======== Dataset extract ========

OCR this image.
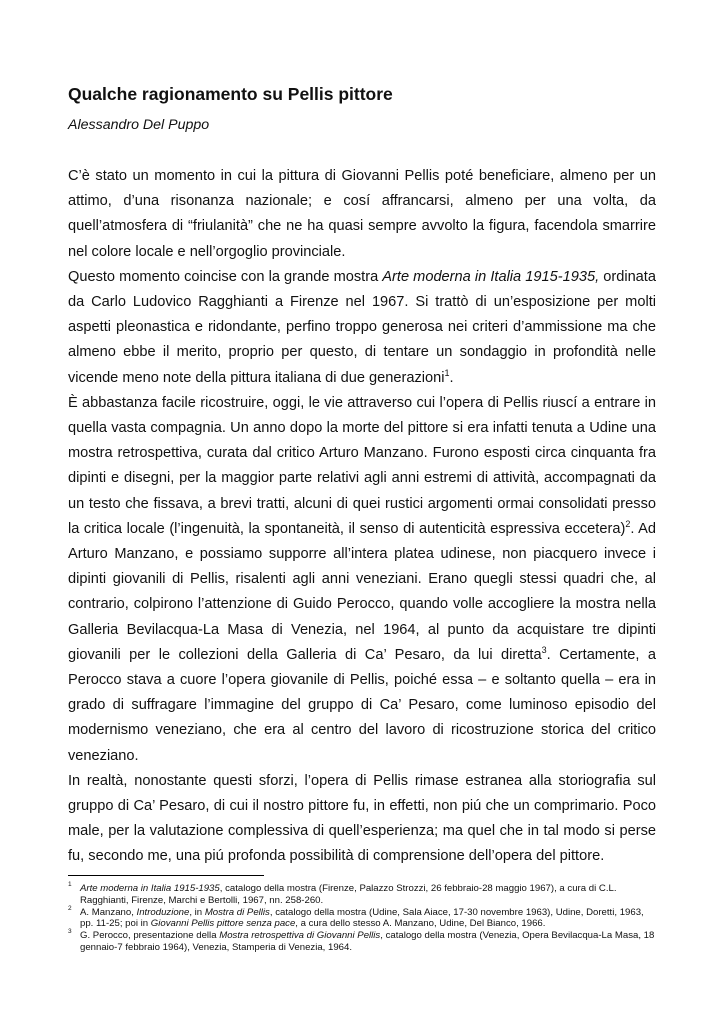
Qualche ragionamento su Pellis pittore
Alessandro Del Puppo

C’è stato un momento in cui la pittura di Giovanni Pellis poté beneficiare, almeno per un attimo, d’una risonanza nazionale; e cosí affrancarsi, almeno per una volta, da quell’atmosfera di “friulanità” che ne ha quasi sempre avvolto la figura, facendola smarrire nel colore locale e nell’orgoglio provinciale.

Questo momento coincise con la grande mostra Arte moderna in Italia 1915-1935, ordinata da Carlo Ludovico Ragghianti a Firenze nel 1967. Si trattò di un’esposizione per molti aspetti pleonastica e ridondante, perfino troppo generosa nei criteri d’ammissione ma che almeno ebbe il merito, proprio per questo, di tentare un sondaggio in profondità nelle vicende meno note della pittura italiana di due generazioni$^1$.

È abbastanza facile ricostruire, oggi, le vie attraverso cui l’opera di Pellis riuscí a entrare in quella vasta compagnia. Un anno dopo la morte del pittore si era infatti tenuta a Udine una mostra retrospettiva, curata dal critico Arturo Manzano. Furono esposti circa cinquanta fra dipinti e disegni, per la maggior parte relativi agli anni estremi di attività, accompagnati da un testo che fissava, a brevi tratti, alcuni di quei rustici argomenti ormai consolidati presso la critica locale (l’ingenuità, la spontaneità, il senso di autenticità espressiva eccetera)$^2$. Ad Arturo Manzano, e possiamo supporre all’intera platea udinese, non piacquero invece i dipinti giovanili di Pellis, risalenti agli anni veneziani. Erano quegli stessi quadri che, al contrario, colpirono l’attenzione di Guido Perocco, quando volle accogliere la mostra nella Galleria Bevilacqua-La Masa di Venezia, nel 1964, al punto da acquistare tre dipinti giovanili per le collezioni della Galleria di Ca’ Pesaro, da lui diretta$^3$. Certamente, a Perocco stava a cuore l’opera giovanile di Pellis, poiché essa – e soltanto quella – era in grado di suffragare l’immagine del gruppo di Ca’ Pesaro, come luminoso episodio del modernismo veneziano, che era al centro del lavoro di ricostruzione storica del critico veneziano.

In realtà, nonostante questi sforzi, l’opera di Pellis rimase estranea alla storiografia sul gruppo di Ca’ Pesaro, di cui il nostro pittore fu, in effetti, non piú che un comprimario. Poco male, per la valutazione complessiva di quell’esperienza; ma quel che in tal modo si perse fu, secondo me, una piú profonda possibilità di comprensione dell’opera del pittore.

1 Arte moderna in Italia 1915-1935, catalogo della mostra (Firenze, Palazzo Strozzi, 26 febbraio-28 maggio 1967), a cura di C.L. Ragghianti, Firenze, Marchi e Bertolli, 1967, nn. 258-260.
2 A. Manzano, Introduzione, in Mostra di Pellis, catalogo della mostra (Udine, Sala Aiace, 17-30 novembre 1963), Udine, Doretti, 1963, pp. 11-25; poi in Giovanni Pellis pittore senza pace, a cura dello stesso A. Manzano, Udine, Del Bianco, 1966.
3 G. Perocco, presentazione della Mostra retrospettiva di Giovanni Pellis, catalogo della mostra (Venezia, Opera Bevilacqua-La Masa, 18 gennaio-7 febbraio 1964), Venezia, Stamperia di Venezia, 1964.
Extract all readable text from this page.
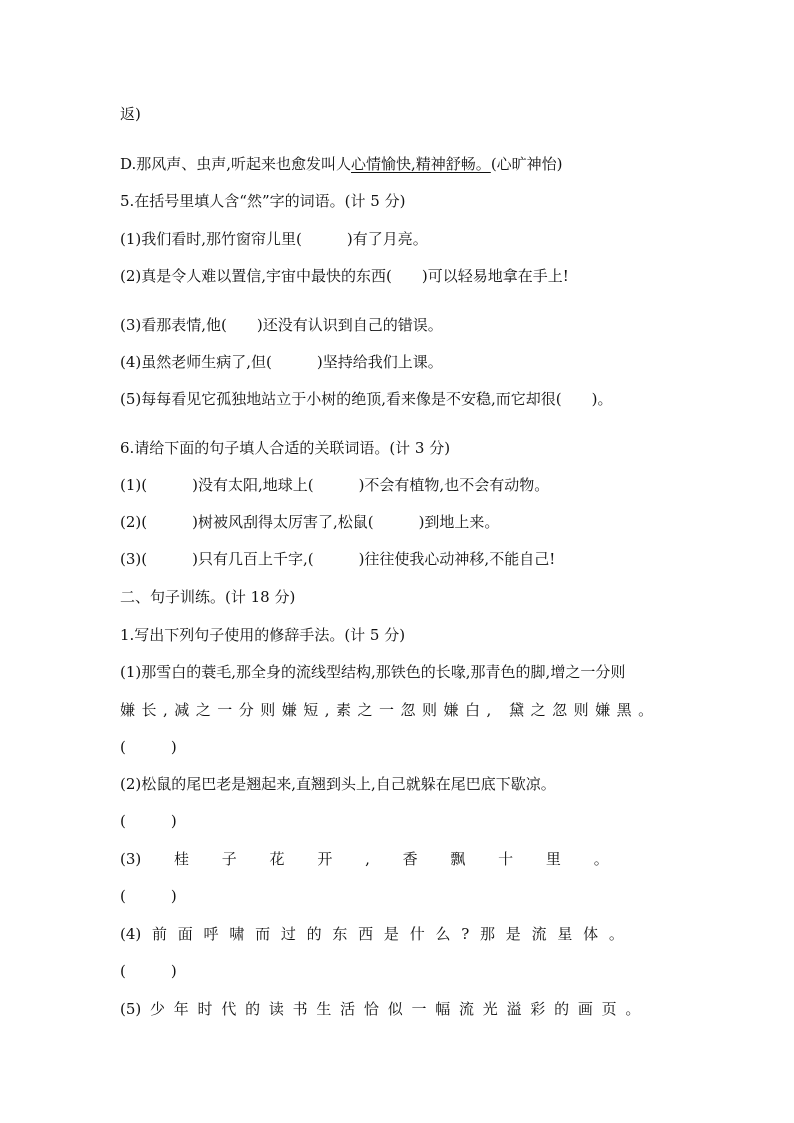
返)
D.那风声、虫声,听起来也愈发叫人心情愉快,精神舒畅。(心旷神怡)
5.在括号里填人含“然”字的词语。(计 5 分)
(1)我们看时,那竹窗帘儿里(　　　)有了月亮。
(2)真是令人难以置信,宇宙中最快的东西(　　)可以轻易地拿在手上!
(3)看那表情,他(　　)还没有认识到自己的错误。
(4)虽然老师生病了,但(　　　)坚持给我们上课。
(5)每每看见它孤独地站立于小树的绝顶,看来像是不安稳,而它却很(　　)。
6.请给下面的句子填人合适的关联词语。(计 3 分)
(1)(　　　)没有太阳,地球上(　　　)不会有植物,也不会有动物。
(2)(　　　)树被风刮得太厉害了,松鼠(　　　)到地上来。
(3)(　　　)只有几百上千字,(　　　)往往使我心动神移,不能自己!
二、句子训练。(计 18 分)
1.写出下列句子使用的修辞手法。(计 5 分)
(1)那雪白的蓑毛,那全身的流线型结构,那铁色的长喙,那青色的脚,增之一分则
嫌长,减之一分则嫌短,素之一忽则嫌白, 黛之忽则嫌黑。
(　　　)
(2)松鼠的尾巴老是翘起来,直翘到头上,自己就躲在尾巴底下歇凉。
(　　　)
(3) 桂 子 花 开 , 香 飘 十 里 。
(　　　)
(4) 前 面 呼 啸 而 过 的 东 西 是 什 么 ? 那 是 流 星 体 。
(　　　)
(5) 少 年 时 代 的 读 书 生 活 恰 似 一 幅 流 光 溢 彩 的 画 页 。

========

◆ **Exercise objective**: Pull out all lines of the data with the string "this".

◆ **Response**:
OCR this image.
Extract all readable text from this page.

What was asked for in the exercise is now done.